» **Aim**
Pull out every line with the word "link".
=== Exercise materials ===
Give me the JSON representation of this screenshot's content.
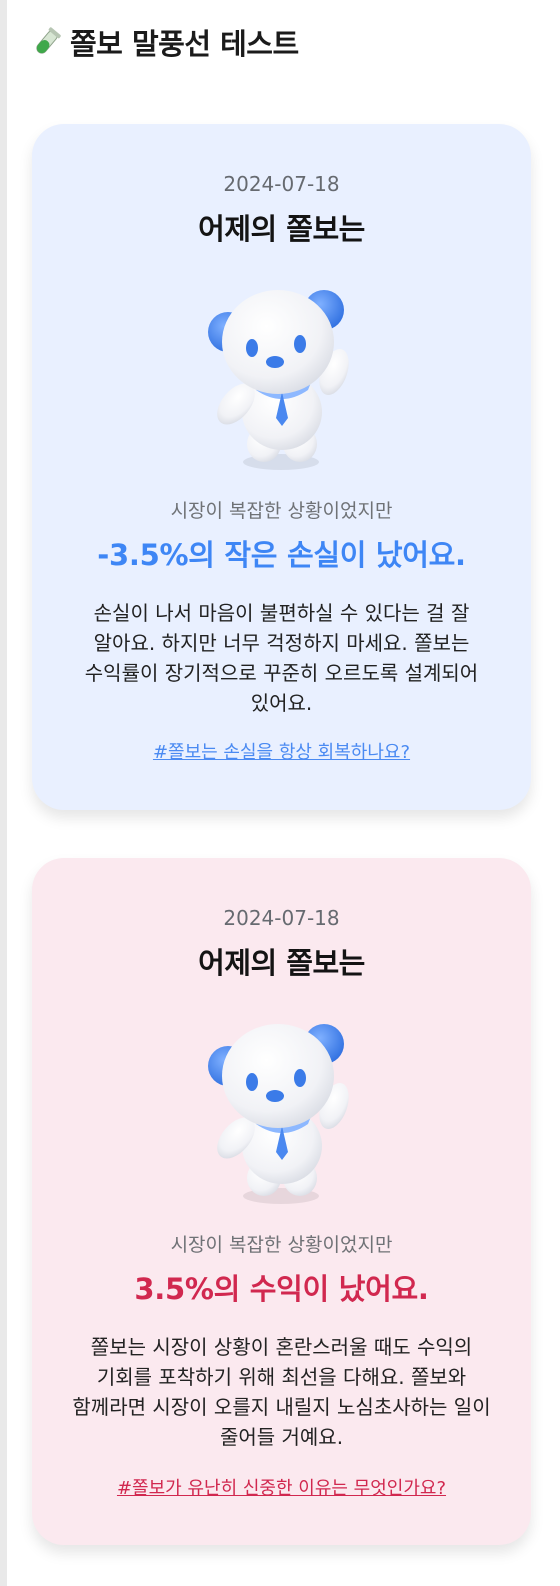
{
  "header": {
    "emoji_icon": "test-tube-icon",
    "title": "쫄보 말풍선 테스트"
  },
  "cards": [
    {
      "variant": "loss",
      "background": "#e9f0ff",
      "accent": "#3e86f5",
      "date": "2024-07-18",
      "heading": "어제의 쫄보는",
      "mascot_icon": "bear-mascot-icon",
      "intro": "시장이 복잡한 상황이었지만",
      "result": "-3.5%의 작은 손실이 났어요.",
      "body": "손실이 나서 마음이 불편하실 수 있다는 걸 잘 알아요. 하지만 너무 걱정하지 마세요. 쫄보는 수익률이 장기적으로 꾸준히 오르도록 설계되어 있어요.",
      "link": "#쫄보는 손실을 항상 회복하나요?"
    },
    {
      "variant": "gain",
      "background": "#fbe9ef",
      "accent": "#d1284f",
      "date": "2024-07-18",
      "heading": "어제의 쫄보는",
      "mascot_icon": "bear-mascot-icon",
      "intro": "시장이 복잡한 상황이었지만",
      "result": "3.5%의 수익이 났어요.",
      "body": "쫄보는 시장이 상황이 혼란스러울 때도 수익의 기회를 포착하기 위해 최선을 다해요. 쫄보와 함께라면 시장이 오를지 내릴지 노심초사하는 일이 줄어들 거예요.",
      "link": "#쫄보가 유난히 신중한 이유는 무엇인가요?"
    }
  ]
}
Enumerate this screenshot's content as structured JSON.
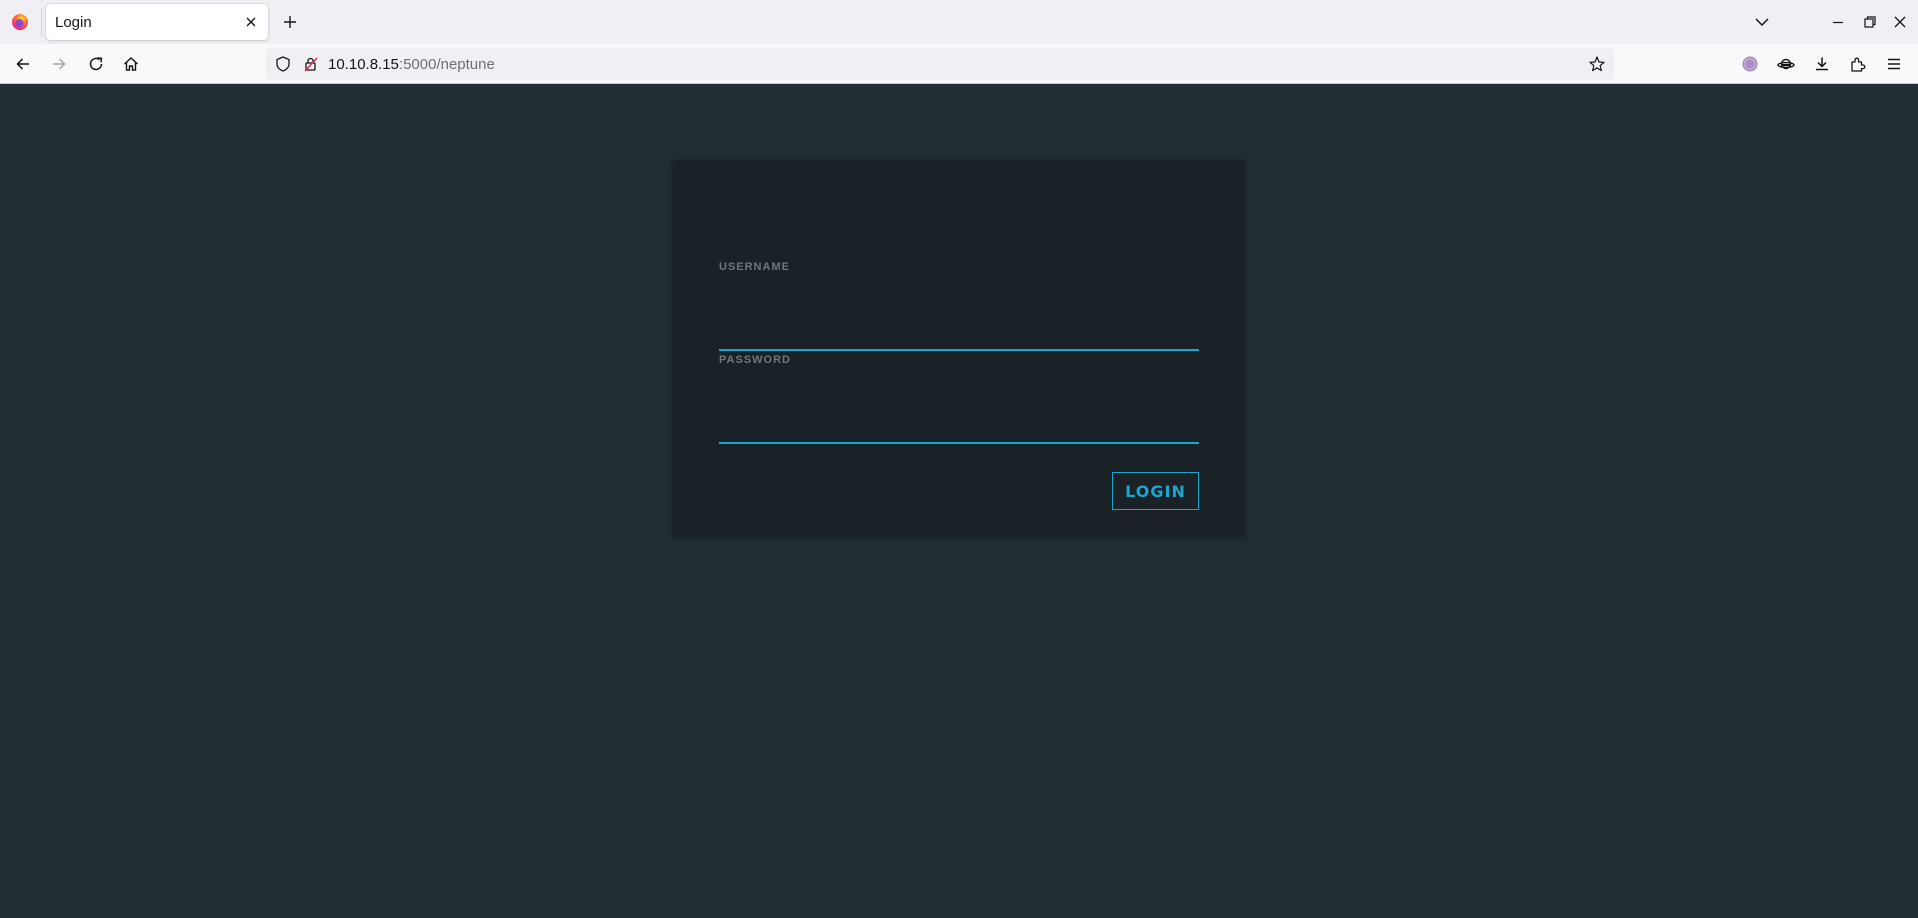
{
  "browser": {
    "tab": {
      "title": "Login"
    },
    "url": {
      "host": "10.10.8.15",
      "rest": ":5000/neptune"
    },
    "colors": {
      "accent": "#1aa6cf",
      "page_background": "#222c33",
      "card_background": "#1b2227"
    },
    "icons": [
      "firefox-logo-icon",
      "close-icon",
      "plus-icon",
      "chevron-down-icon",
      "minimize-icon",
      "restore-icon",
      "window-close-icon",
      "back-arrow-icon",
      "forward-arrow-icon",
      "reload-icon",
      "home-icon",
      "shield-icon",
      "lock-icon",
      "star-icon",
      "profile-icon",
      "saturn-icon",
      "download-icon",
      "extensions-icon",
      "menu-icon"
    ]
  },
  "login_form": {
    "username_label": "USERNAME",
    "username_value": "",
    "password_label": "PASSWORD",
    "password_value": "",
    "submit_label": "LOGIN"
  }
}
===
» **Expected answer**
      "link": "#쫄보는 손실을 항상 회복하나요?"
      "link": "#쫄보가 유난히 신중한 이유는 무엇인가요?"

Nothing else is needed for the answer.